**Items from a data source**:
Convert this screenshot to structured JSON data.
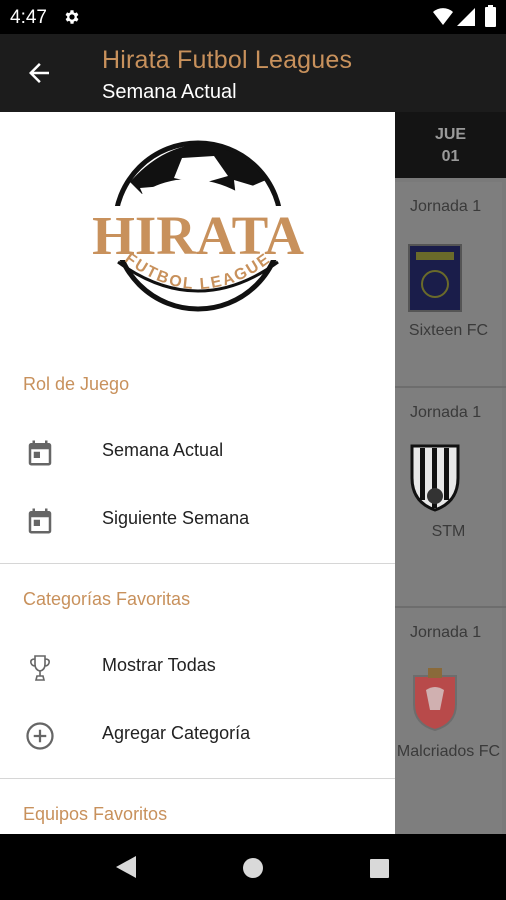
{
  "status_bar": {
    "time": "4:47"
  },
  "app_bar": {
    "title": "Hirata Futbol Leagues",
    "subtitle": "Semana Actual"
  },
  "logo": {
    "name": "HIRATA",
    "tagline": "FUTBOL LEAGUE"
  },
  "day_tab": {
    "day": "JUE",
    "date": "01"
  },
  "matches": [
    {
      "jornada": "Jornada 1",
      "team": "Sixteen FC"
    },
    {
      "jornada": "Jornada 1",
      "team": "STM"
    },
    {
      "jornada": "Jornada 1",
      "team": "Malcriados FC"
    }
  ],
  "drawer": {
    "sections": [
      {
        "header": "Rol de Juego",
        "items": [
          {
            "label": "Semana Actual",
            "icon": "calendar-icon"
          },
          {
            "label": "Siguiente Semana",
            "icon": "calendar-icon"
          }
        ]
      },
      {
        "header": "Categorías Favoritas",
        "items": [
          {
            "label": "Mostrar Todas",
            "icon": "trophy-icon"
          },
          {
            "label": "Agregar Categoría",
            "icon": "add-circle-icon"
          }
        ]
      },
      {
        "header": "Equipos Favoritos",
        "items": []
      }
    ]
  },
  "colors": {
    "accent": "#c8915c",
    "app_bar_bg": "#1c1c1c",
    "drawer_bg": "#ffffff",
    "scrim": "#7a7a7a"
  }
}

**AIM OF THE TASK**: Output, exactly, all the records above; include no pictures.

**FINAL RESULT**:
Convert this screenshot to structured JSON data.
{
  "status_bar": {
    "time": "4:47"
  },
  "app_bar": {
    "title": "Hirata Futbol Leagues",
    "subtitle": "Semana Actual"
  },
  "logo": {
    "name": "HIRATA",
    "tagline": "FUTBOL LEAGUE"
  },
  "day_tab": {
    "day": "JUE",
    "date": "01"
  },
  "matches": [
    {
      "jornada": "Jornada 1",
      "team": "Sixteen FC"
    },
    {
      "jornada": "Jornada 1",
      "team": "STM"
    },
    {
      "jornada": "Jornada 1",
      "team": "Malcriados FC"
    }
  ],
  "drawer": {
    "sections": [
      {
        "header": "Rol de Juego",
        "items": [
          {
            "label": "Semana Actual",
            "icon": "calendar-icon"
          },
          {
            "label": "Siguiente Semana",
            "icon": "calendar-icon"
          }
        ]
      },
      {
        "header": "Categorías Favoritas",
        "items": [
          {
            "label": "Mostrar Todas",
            "icon": "trophy-icon"
          },
          {
            "label": "Agregar Categoría",
            "icon": "add-circle-icon"
          }
        ]
      },
      {
        "header": "Equipos Favoritos",
        "items": []
      }
    ]
  },
  "colors": {
    "accent": "#c8915c",
    "app_bar_bg": "#1c1c1c",
    "drawer_bg": "#ffffff",
    "scrim": "#7a7a7a"
  }
}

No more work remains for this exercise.